• Stated exercise: Reproduce the records from the line containing "tree-item[interactable]: ▾MCMS [ms-mcms]: [12, 48, 96, 59]" through the line containing "console-output[interactable]: [信息分析已完成, 用时", inclusive, with "chevron-right-icon" changed to "caret-right-icon" and everything else left unchanged. Return only those lines.

• Data to process:
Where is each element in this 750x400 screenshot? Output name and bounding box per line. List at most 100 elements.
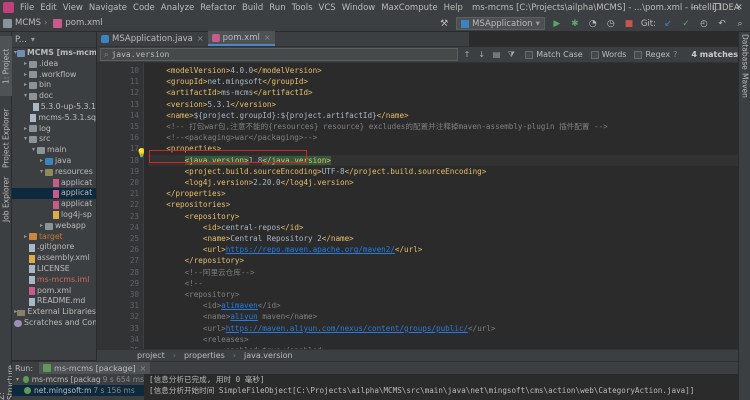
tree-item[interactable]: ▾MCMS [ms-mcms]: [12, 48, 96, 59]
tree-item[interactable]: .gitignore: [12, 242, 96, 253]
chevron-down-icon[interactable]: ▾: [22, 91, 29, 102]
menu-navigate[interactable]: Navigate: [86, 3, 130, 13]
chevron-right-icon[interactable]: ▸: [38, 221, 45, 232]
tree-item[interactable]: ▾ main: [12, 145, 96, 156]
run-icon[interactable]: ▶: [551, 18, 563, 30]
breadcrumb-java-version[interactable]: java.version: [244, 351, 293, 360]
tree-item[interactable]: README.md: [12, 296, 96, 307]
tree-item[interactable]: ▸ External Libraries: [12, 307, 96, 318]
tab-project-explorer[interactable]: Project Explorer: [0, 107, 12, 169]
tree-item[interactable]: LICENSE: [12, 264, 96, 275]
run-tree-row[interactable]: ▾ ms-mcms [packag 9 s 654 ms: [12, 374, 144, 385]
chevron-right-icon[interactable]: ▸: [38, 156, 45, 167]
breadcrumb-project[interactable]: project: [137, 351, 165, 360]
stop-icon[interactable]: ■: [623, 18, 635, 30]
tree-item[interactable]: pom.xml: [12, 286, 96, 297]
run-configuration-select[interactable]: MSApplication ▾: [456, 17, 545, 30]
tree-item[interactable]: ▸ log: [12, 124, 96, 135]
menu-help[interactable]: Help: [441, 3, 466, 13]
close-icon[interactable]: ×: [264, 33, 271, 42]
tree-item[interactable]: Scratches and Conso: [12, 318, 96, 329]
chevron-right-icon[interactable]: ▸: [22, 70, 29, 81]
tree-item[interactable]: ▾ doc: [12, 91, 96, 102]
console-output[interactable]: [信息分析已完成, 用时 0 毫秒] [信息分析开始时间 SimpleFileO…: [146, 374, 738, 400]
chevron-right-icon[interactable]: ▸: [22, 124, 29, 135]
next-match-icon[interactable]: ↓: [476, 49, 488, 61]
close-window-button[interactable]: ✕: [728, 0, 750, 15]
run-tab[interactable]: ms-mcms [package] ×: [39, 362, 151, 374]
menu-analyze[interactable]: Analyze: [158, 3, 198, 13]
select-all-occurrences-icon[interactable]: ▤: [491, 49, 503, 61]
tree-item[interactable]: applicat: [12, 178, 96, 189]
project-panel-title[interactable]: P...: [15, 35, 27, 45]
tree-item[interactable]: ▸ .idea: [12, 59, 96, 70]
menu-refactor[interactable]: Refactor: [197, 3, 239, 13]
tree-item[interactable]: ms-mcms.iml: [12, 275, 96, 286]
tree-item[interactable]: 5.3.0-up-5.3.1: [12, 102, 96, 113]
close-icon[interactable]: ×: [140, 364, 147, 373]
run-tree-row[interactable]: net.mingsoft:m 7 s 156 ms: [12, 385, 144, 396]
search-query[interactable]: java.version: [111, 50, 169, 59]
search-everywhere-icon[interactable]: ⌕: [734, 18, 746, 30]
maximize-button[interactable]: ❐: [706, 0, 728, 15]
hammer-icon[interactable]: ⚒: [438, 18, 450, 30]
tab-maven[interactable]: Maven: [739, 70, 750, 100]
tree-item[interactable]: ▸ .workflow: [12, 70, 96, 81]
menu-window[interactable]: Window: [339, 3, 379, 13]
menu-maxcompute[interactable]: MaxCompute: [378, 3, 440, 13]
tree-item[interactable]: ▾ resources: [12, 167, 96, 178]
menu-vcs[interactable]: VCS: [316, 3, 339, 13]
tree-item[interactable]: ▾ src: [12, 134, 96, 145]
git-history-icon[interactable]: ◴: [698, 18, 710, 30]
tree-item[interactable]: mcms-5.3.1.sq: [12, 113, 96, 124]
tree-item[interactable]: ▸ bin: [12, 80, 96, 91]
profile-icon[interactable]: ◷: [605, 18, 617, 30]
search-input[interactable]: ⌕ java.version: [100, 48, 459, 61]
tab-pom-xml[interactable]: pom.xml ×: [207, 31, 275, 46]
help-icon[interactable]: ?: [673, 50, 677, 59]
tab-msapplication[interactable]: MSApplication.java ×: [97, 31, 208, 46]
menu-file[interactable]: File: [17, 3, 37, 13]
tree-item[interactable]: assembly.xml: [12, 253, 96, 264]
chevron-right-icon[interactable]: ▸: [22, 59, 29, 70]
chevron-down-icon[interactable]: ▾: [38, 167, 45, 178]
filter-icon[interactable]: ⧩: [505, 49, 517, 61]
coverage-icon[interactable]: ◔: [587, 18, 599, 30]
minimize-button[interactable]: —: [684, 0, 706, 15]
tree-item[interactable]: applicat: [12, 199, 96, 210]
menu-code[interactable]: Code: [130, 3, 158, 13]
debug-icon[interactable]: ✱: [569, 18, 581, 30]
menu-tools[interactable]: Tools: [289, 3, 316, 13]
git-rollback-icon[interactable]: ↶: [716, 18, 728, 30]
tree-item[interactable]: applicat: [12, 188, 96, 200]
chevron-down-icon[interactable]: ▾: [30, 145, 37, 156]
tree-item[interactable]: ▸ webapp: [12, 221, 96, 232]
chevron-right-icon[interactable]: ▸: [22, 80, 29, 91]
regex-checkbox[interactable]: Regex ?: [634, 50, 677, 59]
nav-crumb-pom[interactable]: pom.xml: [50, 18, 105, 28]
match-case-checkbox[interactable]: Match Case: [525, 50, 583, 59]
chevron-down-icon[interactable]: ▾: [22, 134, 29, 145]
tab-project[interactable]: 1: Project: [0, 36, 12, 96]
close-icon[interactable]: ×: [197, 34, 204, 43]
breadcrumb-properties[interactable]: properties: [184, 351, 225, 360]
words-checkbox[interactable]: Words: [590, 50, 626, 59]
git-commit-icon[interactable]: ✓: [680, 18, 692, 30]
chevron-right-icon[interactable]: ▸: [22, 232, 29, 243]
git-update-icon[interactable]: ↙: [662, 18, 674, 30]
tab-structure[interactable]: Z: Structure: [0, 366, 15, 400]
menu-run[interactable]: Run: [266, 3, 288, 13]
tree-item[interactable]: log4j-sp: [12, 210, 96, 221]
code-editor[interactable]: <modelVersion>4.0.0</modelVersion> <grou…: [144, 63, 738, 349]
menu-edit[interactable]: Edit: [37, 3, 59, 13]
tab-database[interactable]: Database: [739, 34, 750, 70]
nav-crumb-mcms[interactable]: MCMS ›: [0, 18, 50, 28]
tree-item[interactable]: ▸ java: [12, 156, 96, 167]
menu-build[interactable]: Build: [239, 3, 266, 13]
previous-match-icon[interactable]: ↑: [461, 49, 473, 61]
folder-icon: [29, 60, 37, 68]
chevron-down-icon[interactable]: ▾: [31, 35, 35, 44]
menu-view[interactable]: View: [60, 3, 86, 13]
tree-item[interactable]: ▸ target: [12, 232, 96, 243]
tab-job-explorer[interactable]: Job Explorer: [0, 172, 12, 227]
* * *
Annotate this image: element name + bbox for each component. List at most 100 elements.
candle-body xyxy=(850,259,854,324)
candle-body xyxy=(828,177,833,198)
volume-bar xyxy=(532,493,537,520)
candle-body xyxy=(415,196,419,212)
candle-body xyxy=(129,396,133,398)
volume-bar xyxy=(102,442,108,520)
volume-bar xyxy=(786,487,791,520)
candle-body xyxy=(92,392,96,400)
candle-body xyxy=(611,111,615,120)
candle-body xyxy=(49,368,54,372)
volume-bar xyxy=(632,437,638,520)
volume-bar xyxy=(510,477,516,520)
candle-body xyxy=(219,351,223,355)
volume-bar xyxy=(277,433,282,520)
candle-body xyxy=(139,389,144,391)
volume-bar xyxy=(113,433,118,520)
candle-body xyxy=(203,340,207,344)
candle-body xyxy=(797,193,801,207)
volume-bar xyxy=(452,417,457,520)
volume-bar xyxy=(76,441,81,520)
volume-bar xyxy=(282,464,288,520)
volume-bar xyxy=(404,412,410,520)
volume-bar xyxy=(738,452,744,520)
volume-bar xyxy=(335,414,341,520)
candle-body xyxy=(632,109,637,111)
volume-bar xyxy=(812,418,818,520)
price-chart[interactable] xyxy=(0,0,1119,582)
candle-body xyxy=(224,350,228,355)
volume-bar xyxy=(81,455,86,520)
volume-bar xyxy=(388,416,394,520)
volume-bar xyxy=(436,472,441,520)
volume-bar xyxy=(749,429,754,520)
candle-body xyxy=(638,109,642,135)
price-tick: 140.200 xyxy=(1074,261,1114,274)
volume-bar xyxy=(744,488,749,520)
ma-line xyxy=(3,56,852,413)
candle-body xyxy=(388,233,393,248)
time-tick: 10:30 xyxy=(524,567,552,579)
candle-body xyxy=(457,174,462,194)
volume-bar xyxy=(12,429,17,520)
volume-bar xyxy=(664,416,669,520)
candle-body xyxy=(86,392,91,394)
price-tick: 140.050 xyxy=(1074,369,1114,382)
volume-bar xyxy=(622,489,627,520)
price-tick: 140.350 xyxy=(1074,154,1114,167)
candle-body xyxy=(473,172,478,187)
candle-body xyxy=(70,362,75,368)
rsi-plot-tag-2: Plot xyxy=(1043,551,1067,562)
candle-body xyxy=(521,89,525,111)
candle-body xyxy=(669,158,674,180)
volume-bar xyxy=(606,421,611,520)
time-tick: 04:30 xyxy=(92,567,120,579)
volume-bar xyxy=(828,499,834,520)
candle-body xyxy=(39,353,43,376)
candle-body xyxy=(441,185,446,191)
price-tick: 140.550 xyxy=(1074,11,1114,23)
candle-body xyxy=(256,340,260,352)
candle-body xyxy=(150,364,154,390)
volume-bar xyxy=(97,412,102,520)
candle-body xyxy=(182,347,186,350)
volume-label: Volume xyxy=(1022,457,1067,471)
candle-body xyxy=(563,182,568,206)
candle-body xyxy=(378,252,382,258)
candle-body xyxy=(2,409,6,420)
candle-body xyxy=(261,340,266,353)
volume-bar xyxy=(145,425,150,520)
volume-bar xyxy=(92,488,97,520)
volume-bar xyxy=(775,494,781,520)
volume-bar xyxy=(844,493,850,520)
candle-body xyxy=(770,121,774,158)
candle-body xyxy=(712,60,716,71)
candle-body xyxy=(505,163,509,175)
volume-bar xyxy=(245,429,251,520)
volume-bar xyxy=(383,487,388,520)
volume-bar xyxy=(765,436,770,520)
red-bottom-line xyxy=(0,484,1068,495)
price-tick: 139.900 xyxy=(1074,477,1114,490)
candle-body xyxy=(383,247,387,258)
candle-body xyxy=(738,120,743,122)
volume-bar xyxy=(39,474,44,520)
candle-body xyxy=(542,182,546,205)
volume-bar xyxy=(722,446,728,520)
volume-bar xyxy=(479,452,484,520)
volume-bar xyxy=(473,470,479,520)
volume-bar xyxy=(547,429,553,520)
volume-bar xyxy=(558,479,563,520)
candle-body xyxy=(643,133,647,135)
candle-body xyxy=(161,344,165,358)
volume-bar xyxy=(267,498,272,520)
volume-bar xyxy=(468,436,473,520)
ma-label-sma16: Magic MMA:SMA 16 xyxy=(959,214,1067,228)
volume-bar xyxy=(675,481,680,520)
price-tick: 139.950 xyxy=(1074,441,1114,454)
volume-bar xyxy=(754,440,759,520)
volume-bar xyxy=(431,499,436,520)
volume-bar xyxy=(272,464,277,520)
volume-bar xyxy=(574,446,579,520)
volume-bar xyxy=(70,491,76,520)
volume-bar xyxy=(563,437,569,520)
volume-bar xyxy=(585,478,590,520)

• Result of this task:
tree-item[interactable]: ▾MCMS [ms-mcms]: [12, 48, 96, 59]
tree-item[interactable]: .gitignore: [12, 242, 96, 253]
chevron-down-icon[interactable]: ▾: [22, 91, 29, 102]
menu-navigate[interactable]: Navigate: [86, 3, 130, 13]
caret-right-icon[interactable]: ▸: [38, 221, 45, 232]
tree-item[interactable]: ▾ main: [12, 145, 96, 156]
run-icon[interactable]: ▶: [551, 18, 563, 30]
breadcrumb-java-version[interactable]: java.version: [244, 351, 293, 360]
tree-item[interactable]: README.md: [12, 296, 96, 307]
tree-item[interactable]: ▸ External Libraries: [12, 307, 96, 318]
tab-project-explorer[interactable]: Project Explorer: [0, 107, 12, 169]
tree-item[interactable]: LICENSE: [12, 264, 96, 275]
run-tree-row[interactable]: ▾ ms-mcms [packag 9 s 654 ms: [12, 374, 144, 385]
caret-right-icon[interactable]: ▸: [38, 156, 45, 167]
breadcrumb-project[interactable]: project: [137, 351, 165, 360]
stop-icon[interactable]: ■: [623, 18, 635, 30]
tree-item[interactable]: pom.xml: [12, 286, 96, 297]
run-configuration-select[interactable]: MSApplication ▾: [456, 17, 545, 30]
tree-item[interactable]: ▸ log: [12, 124, 96, 135]
menu-help[interactable]: Help: [441, 3, 466, 13]
close-icon[interactable]: ×: [264, 33, 271, 42]
tree-item[interactable]: Scratches and Conso: [12, 318, 96, 329]
caret-right-icon[interactable]: ▸: [22, 70, 29, 81]
tree-item[interactable]: ▾ doc: [12, 91, 96, 102]
console-output[interactable]: [信息分析已完成, 用时 0 毫秒] [信息分析开始时间 SimpleFileO…: [146, 374, 738, 400]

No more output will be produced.